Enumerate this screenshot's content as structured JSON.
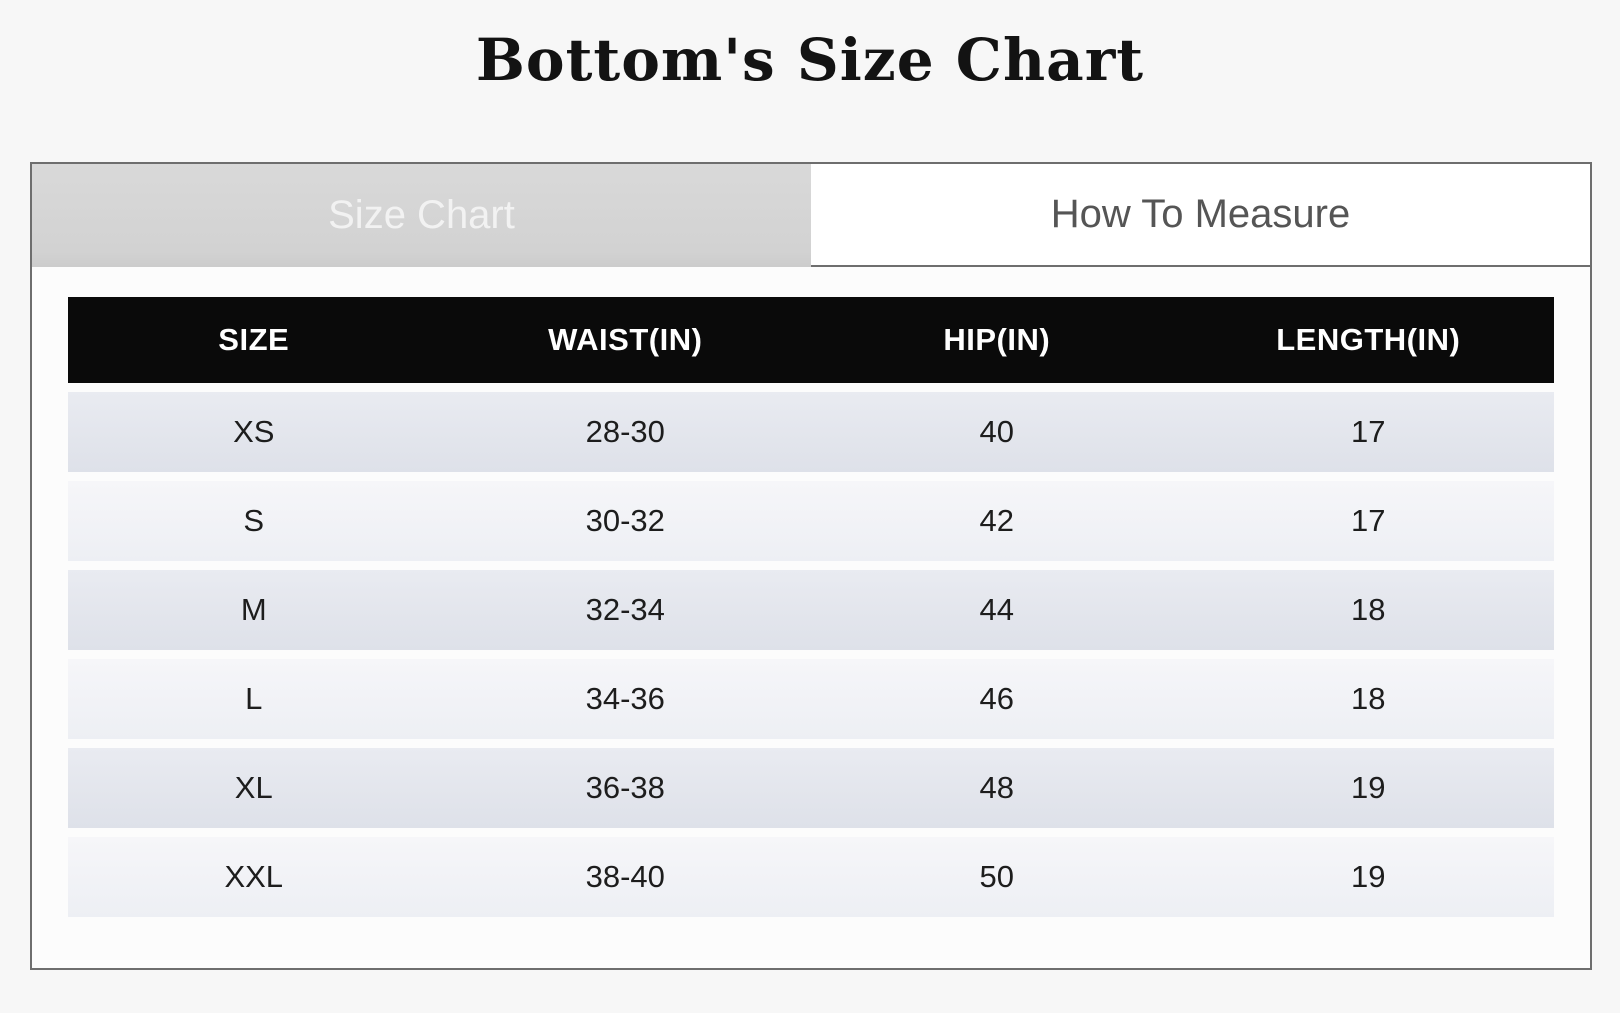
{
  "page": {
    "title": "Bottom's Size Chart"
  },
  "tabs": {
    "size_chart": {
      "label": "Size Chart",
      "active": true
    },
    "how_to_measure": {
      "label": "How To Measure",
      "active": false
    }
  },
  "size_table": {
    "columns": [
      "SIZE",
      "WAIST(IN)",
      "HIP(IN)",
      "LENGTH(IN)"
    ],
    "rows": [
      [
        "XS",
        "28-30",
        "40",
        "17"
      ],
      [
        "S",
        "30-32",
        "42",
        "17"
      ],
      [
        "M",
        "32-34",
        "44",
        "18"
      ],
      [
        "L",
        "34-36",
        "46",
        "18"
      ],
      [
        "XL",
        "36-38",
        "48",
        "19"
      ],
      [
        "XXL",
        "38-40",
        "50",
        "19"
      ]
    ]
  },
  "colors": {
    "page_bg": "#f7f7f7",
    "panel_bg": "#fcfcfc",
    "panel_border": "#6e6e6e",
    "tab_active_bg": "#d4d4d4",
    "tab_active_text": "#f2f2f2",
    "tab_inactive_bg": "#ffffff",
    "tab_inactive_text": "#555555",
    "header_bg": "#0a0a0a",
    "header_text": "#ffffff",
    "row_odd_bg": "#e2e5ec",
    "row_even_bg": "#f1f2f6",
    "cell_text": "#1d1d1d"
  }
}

-------

- **The exercise**
Transcribe the preceding listing in its entirety and with exact wording, leaving out pictures.

- **Task answer**
Enumerate this screenshot's content as structured JSON.
{
  "page": {
    "title": "Bottom's Size Chart"
  },
  "tabs": {
    "size_chart": {
      "label": "Size Chart",
      "active": true
    },
    "how_to_measure": {
      "label": "How To Measure",
      "active": false
    }
  },
  "size_table": {
    "columns": [
      "SIZE",
      "WAIST(IN)",
      "HIP(IN)",
      "LENGTH(IN)"
    ],
    "rows": [
      [
        "XS",
        "28-30",
        "40",
        "17"
      ],
      [
        "S",
        "30-32",
        "42",
        "17"
      ],
      [
        "M",
        "32-34",
        "44",
        "18"
      ],
      [
        "L",
        "34-36",
        "46",
        "18"
      ],
      [
        "XL",
        "36-38",
        "48",
        "19"
      ],
      [
        "XXL",
        "38-40",
        "50",
        "19"
      ]
    ]
  },
  "colors": {
    "page_bg": "#f7f7f7",
    "panel_bg": "#fcfcfc",
    "panel_border": "#6e6e6e",
    "tab_active_bg": "#d4d4d4",
    "tab_active_text": "#f2f2f2",
    "tab_inactive_bg": "#ffffff",
    "tab_inactive_text": "#555555",
    "header_bg": "#0a0a0a",
    "header_text": "#ffffff",
    "row_odd_bg": "#e2e5ec",
    "row_even_bg": "#f1f2f6",
    "cell_text": "#1d1d1d"
  }
}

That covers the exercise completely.